• **Goal**:
Reproduce the complete listing without any deviation.

• **Data in this exercise**:
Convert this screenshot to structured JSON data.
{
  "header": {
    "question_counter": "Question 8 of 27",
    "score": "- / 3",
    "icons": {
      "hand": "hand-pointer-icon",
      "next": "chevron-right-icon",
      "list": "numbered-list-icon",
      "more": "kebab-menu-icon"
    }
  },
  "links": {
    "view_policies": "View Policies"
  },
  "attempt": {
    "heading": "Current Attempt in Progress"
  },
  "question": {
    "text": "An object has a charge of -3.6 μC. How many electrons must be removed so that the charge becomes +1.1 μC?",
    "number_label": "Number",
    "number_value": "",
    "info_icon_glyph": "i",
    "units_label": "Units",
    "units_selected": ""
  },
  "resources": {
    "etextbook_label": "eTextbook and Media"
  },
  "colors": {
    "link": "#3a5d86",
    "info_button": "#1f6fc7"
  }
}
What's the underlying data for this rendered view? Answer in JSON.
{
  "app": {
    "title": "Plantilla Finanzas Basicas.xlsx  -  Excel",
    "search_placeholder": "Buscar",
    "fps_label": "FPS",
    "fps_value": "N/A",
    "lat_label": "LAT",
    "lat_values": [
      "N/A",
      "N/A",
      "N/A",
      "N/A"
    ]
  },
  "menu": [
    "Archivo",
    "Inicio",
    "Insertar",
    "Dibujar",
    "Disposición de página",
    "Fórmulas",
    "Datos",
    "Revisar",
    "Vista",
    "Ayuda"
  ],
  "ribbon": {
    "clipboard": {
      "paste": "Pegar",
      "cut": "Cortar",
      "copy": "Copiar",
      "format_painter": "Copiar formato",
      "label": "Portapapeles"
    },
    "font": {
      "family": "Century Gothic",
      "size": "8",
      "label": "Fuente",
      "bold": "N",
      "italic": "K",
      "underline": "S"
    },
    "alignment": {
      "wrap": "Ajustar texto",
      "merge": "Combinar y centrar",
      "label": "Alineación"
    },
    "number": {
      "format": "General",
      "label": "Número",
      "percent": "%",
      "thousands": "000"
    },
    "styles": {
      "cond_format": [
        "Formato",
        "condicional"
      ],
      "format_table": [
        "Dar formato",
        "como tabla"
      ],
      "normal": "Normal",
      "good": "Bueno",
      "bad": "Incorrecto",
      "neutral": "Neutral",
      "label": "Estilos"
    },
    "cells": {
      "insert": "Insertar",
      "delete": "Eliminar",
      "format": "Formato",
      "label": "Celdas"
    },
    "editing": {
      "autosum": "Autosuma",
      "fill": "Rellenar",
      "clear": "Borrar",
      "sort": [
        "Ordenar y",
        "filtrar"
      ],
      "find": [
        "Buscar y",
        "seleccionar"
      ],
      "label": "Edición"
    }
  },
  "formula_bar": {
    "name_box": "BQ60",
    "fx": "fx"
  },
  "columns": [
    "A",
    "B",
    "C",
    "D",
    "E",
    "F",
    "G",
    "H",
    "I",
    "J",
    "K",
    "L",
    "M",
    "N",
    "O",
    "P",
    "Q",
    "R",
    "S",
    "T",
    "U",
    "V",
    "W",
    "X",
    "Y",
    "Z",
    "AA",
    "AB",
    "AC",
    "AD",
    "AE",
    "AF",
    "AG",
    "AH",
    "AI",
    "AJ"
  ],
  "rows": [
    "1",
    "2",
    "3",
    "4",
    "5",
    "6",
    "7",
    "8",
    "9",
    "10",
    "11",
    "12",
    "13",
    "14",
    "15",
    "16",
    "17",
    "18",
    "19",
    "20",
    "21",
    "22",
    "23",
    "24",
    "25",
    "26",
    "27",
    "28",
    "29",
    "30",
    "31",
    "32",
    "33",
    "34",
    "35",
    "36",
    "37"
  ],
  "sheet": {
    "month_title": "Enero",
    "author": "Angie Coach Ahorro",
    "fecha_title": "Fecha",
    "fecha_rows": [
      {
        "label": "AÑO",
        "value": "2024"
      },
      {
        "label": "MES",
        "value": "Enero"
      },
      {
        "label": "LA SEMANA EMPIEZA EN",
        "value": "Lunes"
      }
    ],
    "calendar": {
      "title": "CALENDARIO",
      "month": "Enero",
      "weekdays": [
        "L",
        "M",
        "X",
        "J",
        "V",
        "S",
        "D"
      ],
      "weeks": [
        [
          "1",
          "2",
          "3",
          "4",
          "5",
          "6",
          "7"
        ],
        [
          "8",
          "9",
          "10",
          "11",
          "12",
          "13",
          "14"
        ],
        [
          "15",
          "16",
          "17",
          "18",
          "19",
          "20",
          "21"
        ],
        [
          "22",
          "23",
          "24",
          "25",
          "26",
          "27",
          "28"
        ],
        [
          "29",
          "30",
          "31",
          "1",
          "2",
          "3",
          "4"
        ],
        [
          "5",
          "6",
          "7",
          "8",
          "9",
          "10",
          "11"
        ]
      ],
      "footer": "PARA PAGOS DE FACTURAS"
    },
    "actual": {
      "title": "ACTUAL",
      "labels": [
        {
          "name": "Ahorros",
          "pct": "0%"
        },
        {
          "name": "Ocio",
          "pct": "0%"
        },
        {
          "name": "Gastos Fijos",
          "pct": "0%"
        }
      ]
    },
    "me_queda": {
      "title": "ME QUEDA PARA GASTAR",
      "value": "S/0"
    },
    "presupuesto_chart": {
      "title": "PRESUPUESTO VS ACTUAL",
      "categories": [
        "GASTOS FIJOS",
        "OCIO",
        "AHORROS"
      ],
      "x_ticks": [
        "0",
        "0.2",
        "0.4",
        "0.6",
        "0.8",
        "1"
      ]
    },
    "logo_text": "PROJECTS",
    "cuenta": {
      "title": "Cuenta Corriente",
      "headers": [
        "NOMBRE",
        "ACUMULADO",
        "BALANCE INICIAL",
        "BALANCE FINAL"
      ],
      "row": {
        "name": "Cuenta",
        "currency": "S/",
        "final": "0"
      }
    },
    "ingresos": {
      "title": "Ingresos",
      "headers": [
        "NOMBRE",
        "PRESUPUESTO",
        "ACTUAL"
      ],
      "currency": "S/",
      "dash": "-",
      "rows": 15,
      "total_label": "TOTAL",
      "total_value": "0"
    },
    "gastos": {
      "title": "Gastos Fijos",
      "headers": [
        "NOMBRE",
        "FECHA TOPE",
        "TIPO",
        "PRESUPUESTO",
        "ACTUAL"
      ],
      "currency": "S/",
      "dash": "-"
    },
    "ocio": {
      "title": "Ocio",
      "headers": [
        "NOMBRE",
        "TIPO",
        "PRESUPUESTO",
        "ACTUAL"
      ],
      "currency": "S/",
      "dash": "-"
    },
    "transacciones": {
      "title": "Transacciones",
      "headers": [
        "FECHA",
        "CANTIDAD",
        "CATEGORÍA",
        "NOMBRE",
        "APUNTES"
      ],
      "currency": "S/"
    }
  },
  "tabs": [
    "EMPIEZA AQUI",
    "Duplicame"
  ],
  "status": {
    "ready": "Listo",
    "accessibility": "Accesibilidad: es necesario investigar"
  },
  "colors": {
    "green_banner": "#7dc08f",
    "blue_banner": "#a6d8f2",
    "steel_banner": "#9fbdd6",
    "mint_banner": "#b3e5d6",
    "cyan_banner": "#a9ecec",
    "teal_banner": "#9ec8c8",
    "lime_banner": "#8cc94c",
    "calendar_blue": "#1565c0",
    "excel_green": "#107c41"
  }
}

• **Output for this exercise**:
Convert this screenshot to structured JSON data.
{
  "header": {
    "question_counter": "Question 8 of 27",
    "score": "- / 3",
    "icons": {
      "hand": "hand-pointer-icon",
      "next": "chevron-right-icon",
      "list": "numbered-list-icon",
      "more": "kebab-menu-icon"
    }
  },
  "links": {
    "view_policies": "View Policies"
  },
  "attempt": {
    "heading": "Current Attempt in Progress"
  },
  "question": {
    "text": "An object has a charge of -3.6 μC. How many electrons must be removed so that the charge becomes +1.1 μC?",
    "number_label": "Number",
    "number_value": "",
    "info_icon_glyph": "i",
    "units_label": "Units",
    "units_selected": ""
  },
  "resources": {
    "etextbook_label": "eTextbook and Media"
  },
  "colors": {
    "link": "#3a5d86",
    "info_button": "#1f6fc7"
  }
}
What's the underlying data for this rendered view? Answer in JSON.
{
  "app": {
    "title": "Plantilla Finanzas Basicas.xlsx  -  Excel",
    "search_placeholder": "Buscar",
    "fps_label": "FPS",
    "fps_value": "N/A",
    "lat_label": "LAT",
    "lat_values": [
      "N/A",
      "N/A",
      "N/A",
      "N/A"
    ]
  },
  "menu": [
    "Archivo",
    "Inicio",
    "Insertar",
    "Dibujar",
    "Disposición de página",
    "Fórmulas",
    "Datos",
    "Revisar",
    "Vista",
    "Ayuda"
  ],
  "ribbon": {
    "clipboard": {
      "paste": "Pegar",
      "cut": "Cortar",
      "copy": "Copiar",
      "format_painter": "Copiar formato",
      "label": "Portapapeles"
    },
    "font": {
      "family": "Century Gothic",
      "size": "8",
      "label": "Fuente",
      "bold": "N",
      "italic": "K",
      "underline": "S"
    },
    "alignment": {
      "wrap": "Ajustar texto",
      "merge": "Combinar y centrar",
      "label": "Alineación"
    },
    "number": {
      "format": "General",
      "label": "Número",
      "percent": "%",
      "thousands": "000"
    },
    "styles": {
      "cond_format": [
        "Formato",
        "condicional"
      ],
      "format_table": [
        "Dar formato",
        "como tabla"
      ],
      "normal": "Normal",
      "good": "Bueno",
      "bad": "Incorrecto",
      "neutral": "Neutral",
      "label": "Estilos"
    },
    "cells": {
      "insert": "Insertar",
      "delete": "Eliminar",
      "format": "Formato",
      "label": "Celdas"
    },
    "editing": {
      "autosum": "Autosuma",
      "fill": "Rellenar",
      "clear": "Borrar",
      "sort": [
        "Ordenar y",
        "filtrar"
      ],
      "find": [
        "Buscar y",
        "seleccionar"
      ],
      "label": "Edición"
    }
  },
  "formula_bar": {
    "name_box": "BQ60",
    "fx": "fx"
  },
  "columns": [
    "A",
    "B",
    "C",
    "D",
    "E",
    "F",
    "G",
    "H",
    "I",
    "J",
    "K",
    "L",
    "M",
    "N",
    "O",
    "P",
    "Q",
    "R",
    "S",
    "T",
    "U",
    "V",
    "W",
    "X",
    "Y",
    "Z",
    "AA",
    "AB",
    "AC",
    "AD",
    "AE",
    "AF",
    "AG",
    "AH",
    "AI",
    "AJ"
  ],
  "rows": [
    "1",
    "2",
    "3",
    "4",
    "5",
    "6",
    "7",
    "8",
    "9",
    "10",
    "11",
    "12",
    "13",
    "14",
    "15",
    "16",
    "17",
    "18",
    "19",
    "20",
    "21",
    "22",
    "23",
    "24",
    "25",
    "26",
    "27",
    "28",
    "29",
    "30",
    "31",
    "32",
    "33",
    "34",
    "35",
    "36",
    "37"
  ],
  "sheet": {
    "month_title": "Enero",
    "author": "Angie Coach Ahorro",
    "fecha_title": "Fecha",
    "fecha_rows": [
      {
        "label": "AÑO",
        "value": "2024"
      },
      {
        "label": "MES",
        "value": "Enero"
      },
      {
        "label": "LA SEMANA EMPIEZA EN",
        "value": "Lunes"
      }
    ],
    "calendar": {
      "title": "CALENDARIO",
      "month": "Enero",
      "weekdays": [
        "L",
        "M",
        "X",
        "J",
        "V",
        "S",
        "D"
      ],
      "weeks": [
        [
          "1",
          "2",
          "3",
          "4",
          "5",
          "6",
          "7"
        ],
        [
          "8",
          "9",
          "10",
          "11",
          "12",
          "13",
          "14"
        ],
        [
          "15",
          "16",
          "17",
          "18",
          "19",
          "20",
          "21"
        ],
        [
          "22",
          "23",
          "24",
          "25",
          "26",
          "27",
          "28"
        ],
        [
          "29",
          "30",
          "31",
          "1",
          "2",
          "3",
          "4"
        ],
        [
          "5",
          "6",
          "7",
          "8",
          "9",
          "10",
          "11"
        ]
      ],
      "footer": "PARA PAGOS DE FACTURAS"
    },
    "actual": {
      "title": "ACTUAL",
      "labels": [
        {
          "name": "Ahorros",
          "pct": "0%"
        },
        {
          "name": "Ocio",
          "pct": "0%"
        },
        {
          "name": "Gastos Fijos",
          "pct": "0%"
        }
      ]
    },
    "me_queda": {
      "title": "ME QUEDA PARA GASTAR",
      "value": "S/0"
    },
    "presupuesto_chart": {
      "title": "PRESUPUESTO VS ACTUAL",
      "categories": [
        "GASTOS FIJOS",
        "OCIO",
        "AHORROS"
      ],
      "x_ticks": [
        "0",
        "0.2",
        "0.4",
        "0.6",
        "0.8",
        "1"
      ]
    },
    "logo_text": "PROJECTS",
    "cuenta": {
      "title": "Cuenta Corriente",
      "headers": [
        "NOMBRE",
        "ACUMULADO",
        "BALANCE INICIAL",
        "BALANCE FINAL"
      ],
      "row": {
        "name": "Cuenta",
        "currency": "S/",
        "final": "0"
      }
    },
    "ingresos": {
      "title": "Ingresos",
      "headers": [
        "NOMBRE",
        "PRESUPUESTO",
        "ACTUAL"
      ],
      "currency": "S/",
      "dash": "-",
      "rows": 15,
      "total_label": "TOTAL",
      "total_value": "0"
    },
    "gastos": {
      "title": "Gastos Fijos",
      "headers": [
        "NOMBRE",
        "FECHA TOPE",
        "TIPO",
        "PRESUPUESTO",
        "ACTUAL"
      ],
      "currency": "S/",
      "dash": "-"
    },
    "ocio": {
      "title": "Ocio",
      "headers": [
        "NOMBRE",
        "TIPO",
        "PRESUPUESTO",
        "ACTUAL"
      ],
      "currency": "S/",
      "dash": "-"
    },
    "transacciones": {
      "title": "Transacciones",
      "headers": [
        "FECHA",
        "CANTIDAD",
        "CATEGORÍA",
        "NOMBRE",
        "APUNTES"
      ],
      "currency": "S/"
    }
  },
  "tabs": [
    "EMPIEZA AQUI",
    "Duplicame"
  ],
  "status": {
    "ready": "Listo",
    "accessibility": "Accesibilidad: es necesario investigar"
  },
  "colors": {
    "green_banner": "#7dc08f",
    "blue_banner": "#a6d8f2",
    "steel_banner": "#9fbdd6",
    "mint_banner": "#b3e5d6",
    "cyan_banner": "#a9ecec",
    "teal_banner": "#9ec8c8",
    "lime_banner": "#8cc94c",
    "calendar_blue": "#1565c0",
    "excel_green": "#107c41"
  }
}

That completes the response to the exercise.